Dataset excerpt
[BEGIN]

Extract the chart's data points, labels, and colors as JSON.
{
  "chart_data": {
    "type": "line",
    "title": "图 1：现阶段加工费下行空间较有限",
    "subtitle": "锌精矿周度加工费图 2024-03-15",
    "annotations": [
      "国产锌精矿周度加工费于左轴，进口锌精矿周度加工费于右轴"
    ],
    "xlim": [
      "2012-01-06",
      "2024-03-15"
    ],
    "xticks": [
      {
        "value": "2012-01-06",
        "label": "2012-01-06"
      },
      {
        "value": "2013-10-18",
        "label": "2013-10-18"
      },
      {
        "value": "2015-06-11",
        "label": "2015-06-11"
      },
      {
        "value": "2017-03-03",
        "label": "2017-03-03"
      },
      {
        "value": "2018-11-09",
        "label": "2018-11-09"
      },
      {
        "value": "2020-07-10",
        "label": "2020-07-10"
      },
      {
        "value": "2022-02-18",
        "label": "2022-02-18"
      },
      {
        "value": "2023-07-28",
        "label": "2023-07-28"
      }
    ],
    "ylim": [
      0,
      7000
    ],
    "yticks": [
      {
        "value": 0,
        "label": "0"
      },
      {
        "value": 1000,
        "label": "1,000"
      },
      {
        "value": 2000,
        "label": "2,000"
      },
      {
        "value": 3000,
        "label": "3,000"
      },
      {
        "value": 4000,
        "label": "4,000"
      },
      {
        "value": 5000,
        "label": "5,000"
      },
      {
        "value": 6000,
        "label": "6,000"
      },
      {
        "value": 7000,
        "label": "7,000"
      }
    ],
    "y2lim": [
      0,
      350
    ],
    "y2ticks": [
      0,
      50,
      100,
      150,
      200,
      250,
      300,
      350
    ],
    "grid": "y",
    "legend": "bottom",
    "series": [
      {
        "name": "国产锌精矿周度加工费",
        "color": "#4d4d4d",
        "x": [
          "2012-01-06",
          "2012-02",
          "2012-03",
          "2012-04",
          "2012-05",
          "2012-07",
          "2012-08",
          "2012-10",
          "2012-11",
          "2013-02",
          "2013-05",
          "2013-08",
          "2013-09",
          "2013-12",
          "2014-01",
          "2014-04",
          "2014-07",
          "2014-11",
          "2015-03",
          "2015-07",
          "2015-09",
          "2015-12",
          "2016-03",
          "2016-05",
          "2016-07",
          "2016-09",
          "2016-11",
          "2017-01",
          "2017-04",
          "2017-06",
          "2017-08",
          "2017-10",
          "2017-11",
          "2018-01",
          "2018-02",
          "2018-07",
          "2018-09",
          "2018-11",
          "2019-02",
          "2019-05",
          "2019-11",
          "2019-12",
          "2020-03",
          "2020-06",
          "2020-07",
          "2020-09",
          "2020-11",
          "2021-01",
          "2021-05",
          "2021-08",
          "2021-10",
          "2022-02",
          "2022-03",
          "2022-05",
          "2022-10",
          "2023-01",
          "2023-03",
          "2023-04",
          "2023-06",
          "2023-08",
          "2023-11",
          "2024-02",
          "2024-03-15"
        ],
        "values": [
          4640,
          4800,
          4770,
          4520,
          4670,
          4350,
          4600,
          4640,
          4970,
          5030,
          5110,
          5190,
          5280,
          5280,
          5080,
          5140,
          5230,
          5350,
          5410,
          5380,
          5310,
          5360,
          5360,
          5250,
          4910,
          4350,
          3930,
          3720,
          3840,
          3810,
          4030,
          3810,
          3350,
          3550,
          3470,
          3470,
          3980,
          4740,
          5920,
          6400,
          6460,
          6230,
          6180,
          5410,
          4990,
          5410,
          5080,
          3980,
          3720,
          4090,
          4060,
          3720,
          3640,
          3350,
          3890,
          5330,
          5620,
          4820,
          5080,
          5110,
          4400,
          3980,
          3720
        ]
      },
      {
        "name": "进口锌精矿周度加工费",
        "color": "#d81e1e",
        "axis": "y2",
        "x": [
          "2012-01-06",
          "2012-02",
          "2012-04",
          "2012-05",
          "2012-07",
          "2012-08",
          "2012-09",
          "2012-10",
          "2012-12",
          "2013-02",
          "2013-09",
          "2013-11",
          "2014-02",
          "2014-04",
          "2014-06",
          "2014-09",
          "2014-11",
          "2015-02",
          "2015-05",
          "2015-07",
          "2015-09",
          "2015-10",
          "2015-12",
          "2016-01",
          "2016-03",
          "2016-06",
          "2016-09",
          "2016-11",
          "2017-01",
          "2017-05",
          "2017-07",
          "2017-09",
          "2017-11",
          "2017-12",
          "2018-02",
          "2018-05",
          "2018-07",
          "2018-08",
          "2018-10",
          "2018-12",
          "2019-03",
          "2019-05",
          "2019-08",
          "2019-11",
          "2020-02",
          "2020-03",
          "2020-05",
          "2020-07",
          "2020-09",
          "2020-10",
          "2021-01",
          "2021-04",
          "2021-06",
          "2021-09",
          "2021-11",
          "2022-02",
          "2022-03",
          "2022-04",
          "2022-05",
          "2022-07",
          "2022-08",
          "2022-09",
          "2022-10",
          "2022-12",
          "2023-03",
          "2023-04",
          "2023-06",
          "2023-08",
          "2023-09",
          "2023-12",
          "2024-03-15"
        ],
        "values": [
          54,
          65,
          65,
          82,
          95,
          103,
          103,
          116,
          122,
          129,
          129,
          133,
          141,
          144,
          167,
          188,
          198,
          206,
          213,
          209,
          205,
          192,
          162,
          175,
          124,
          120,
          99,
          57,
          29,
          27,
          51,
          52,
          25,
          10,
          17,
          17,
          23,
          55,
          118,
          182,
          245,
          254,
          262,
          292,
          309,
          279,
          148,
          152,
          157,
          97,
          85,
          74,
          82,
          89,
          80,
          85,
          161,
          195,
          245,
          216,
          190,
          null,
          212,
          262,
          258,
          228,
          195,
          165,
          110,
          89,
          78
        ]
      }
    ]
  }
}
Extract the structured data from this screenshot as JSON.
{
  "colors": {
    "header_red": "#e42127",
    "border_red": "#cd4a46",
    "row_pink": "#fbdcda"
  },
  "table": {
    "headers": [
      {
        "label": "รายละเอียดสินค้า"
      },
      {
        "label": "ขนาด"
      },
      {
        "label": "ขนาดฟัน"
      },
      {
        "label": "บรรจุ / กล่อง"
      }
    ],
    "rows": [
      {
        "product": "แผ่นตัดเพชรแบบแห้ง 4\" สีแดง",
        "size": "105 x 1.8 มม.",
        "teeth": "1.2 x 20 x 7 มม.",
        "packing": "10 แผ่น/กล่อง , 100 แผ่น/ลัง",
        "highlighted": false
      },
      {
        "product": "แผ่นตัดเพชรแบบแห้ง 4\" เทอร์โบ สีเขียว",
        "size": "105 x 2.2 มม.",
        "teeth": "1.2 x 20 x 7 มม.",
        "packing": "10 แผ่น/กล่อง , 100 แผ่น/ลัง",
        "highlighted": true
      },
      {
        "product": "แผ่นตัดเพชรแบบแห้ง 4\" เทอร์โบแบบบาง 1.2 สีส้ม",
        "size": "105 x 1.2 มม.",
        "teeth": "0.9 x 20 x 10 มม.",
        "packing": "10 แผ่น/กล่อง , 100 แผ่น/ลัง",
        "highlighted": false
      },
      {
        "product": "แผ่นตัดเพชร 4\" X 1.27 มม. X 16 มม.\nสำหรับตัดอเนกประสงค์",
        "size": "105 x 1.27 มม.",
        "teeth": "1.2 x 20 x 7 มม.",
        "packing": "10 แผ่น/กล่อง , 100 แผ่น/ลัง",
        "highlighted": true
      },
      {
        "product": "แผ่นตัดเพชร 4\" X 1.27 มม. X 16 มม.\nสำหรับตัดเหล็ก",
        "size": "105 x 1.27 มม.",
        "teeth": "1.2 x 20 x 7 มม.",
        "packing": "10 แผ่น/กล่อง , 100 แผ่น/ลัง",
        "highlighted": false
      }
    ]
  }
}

[END]

:: Task to complete ::
Copy out the lines that hold "เทอร".

:: Written response ::
        "product": "แผ่นตัดเพชรแบบแห้ง 4\" เทอร์โบ สีเขียว",
        "product": "แผ่นตัดเพชรแบบแห้ง 4\" เทอร์โบแบบบาง 1.2 สีส้ม",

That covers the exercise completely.